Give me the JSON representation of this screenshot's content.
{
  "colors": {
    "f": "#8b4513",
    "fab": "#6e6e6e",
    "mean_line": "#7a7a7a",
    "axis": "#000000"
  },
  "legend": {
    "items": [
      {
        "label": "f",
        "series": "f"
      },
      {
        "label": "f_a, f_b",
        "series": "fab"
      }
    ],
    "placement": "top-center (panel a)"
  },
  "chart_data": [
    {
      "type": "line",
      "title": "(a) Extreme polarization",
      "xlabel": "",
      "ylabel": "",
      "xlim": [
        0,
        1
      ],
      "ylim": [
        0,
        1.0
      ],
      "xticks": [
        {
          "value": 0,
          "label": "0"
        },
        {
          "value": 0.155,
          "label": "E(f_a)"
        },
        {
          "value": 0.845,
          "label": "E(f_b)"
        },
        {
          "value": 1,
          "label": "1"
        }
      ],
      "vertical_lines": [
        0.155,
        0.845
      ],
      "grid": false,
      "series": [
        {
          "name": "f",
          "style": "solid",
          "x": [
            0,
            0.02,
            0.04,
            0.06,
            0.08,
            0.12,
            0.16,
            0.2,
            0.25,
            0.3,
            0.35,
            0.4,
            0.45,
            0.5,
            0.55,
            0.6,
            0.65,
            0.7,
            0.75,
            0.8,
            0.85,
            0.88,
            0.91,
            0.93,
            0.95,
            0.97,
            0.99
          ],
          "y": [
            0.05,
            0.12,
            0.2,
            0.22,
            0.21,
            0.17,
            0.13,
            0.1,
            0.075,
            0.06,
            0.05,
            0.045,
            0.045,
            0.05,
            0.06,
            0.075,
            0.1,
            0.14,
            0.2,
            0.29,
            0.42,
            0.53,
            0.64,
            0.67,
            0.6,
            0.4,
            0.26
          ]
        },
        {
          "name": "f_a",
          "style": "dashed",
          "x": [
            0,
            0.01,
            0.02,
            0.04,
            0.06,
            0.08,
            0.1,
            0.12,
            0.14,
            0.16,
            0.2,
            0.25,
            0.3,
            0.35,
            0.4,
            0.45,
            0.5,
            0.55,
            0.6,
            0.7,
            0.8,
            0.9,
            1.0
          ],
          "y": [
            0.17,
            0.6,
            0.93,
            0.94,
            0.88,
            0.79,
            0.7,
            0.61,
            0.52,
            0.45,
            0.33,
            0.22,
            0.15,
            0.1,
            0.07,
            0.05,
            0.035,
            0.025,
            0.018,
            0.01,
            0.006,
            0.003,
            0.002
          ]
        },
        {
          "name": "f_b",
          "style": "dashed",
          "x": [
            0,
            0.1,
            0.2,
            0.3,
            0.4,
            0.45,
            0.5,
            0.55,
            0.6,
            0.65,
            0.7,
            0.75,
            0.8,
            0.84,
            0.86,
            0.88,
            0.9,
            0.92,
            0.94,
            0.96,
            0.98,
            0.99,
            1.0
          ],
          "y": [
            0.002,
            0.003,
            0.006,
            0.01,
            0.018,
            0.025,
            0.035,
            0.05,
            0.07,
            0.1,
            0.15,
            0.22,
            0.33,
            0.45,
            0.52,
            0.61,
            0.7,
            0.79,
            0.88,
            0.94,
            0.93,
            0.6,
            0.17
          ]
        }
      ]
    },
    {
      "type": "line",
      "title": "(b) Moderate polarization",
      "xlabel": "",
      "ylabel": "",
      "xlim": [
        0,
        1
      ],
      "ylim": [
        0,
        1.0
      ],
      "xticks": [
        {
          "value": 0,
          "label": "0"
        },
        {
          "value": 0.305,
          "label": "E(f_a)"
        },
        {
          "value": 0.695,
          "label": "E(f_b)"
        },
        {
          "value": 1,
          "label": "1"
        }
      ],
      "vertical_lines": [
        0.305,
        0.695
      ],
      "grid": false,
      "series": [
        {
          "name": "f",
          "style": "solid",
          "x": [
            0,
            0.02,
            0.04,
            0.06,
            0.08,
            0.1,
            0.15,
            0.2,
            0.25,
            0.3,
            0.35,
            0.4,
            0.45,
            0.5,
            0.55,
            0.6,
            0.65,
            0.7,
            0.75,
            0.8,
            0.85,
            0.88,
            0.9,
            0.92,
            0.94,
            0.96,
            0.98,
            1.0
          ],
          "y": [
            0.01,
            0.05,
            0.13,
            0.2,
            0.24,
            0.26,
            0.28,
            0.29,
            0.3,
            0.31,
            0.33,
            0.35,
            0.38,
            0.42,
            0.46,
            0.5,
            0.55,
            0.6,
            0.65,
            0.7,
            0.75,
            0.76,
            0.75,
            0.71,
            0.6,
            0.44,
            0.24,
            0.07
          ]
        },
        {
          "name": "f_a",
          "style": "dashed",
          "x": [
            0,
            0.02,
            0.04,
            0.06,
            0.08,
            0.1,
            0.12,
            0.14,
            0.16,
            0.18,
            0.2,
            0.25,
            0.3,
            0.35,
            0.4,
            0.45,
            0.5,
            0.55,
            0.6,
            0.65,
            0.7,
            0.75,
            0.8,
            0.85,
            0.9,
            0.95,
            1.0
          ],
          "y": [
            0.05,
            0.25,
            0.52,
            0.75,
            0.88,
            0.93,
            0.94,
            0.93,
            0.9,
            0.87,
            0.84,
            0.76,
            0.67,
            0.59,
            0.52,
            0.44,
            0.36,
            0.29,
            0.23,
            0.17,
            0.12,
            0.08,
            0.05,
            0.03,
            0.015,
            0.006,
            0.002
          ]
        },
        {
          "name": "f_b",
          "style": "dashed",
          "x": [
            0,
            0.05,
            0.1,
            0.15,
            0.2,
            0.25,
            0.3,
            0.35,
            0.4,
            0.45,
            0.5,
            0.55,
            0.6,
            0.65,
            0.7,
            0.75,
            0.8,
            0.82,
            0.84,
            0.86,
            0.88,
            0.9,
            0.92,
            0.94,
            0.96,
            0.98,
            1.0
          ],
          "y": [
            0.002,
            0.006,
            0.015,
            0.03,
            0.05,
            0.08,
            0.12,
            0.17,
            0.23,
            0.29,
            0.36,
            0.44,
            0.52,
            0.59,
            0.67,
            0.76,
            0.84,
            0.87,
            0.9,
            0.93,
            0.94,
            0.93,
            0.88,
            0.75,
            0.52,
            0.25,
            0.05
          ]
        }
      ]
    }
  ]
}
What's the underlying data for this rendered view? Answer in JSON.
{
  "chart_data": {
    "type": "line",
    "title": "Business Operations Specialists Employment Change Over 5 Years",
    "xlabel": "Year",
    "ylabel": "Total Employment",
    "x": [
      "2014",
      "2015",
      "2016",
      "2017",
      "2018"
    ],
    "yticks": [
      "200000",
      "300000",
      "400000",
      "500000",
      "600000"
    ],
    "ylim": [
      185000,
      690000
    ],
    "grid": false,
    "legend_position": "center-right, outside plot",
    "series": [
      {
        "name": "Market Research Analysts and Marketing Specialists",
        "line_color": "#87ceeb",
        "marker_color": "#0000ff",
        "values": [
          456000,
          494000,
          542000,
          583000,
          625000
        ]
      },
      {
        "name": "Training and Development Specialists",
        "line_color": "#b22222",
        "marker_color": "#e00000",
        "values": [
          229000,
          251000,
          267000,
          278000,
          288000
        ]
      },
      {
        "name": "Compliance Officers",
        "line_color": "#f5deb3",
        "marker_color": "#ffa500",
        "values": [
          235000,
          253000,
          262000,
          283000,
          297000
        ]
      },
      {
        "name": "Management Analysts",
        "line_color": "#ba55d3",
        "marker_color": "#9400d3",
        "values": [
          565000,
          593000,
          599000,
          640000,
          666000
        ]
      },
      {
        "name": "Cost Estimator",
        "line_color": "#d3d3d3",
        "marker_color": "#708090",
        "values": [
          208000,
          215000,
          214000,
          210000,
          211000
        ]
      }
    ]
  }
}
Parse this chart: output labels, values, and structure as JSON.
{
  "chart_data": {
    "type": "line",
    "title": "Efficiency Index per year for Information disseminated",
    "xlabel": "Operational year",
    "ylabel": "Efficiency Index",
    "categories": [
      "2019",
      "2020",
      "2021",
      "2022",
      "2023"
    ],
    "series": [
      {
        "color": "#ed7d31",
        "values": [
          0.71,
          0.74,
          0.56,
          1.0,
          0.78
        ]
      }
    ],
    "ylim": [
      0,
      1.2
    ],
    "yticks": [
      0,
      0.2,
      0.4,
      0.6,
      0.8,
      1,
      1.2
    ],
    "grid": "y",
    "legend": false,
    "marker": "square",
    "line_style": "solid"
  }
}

────────────────

EXERCISE OBJECTIVE: Beginning at the line that contains "Parse this chart: output", retype each line of the listing up to and including the last one, exactly as it stands, and nothing else.

THE SOLUTION:
Parse this chart: output labels, values, and structure as JSON.
{
  "chart_data": {
    "type": "line",
    "title": "Efficiency Index per year for Information disseminated",
    "xlabel": "Operational year",
    "ylabel": "Efficiency Index",
    "categories": [
      "2019",
      "2020",
      "2021",
      "2022",
      "2023"
    ],
    "series": [
      {
        "color": "#ed7d31",
        "values": [
          0.71,
          0.74,
          0.56,
          1.0,
          0.78
        ]
      }
    ],
    "ylim": [
      0,
      1.2
    ],
    "yticks": [
      0,
      0.2,
      0.4,
      0.6,
      0.8,
      1,
      1.2
    ],
    "grid": "y",
    "legend": false,
    "marker": "square",
    "line_style": "solid"
  }
}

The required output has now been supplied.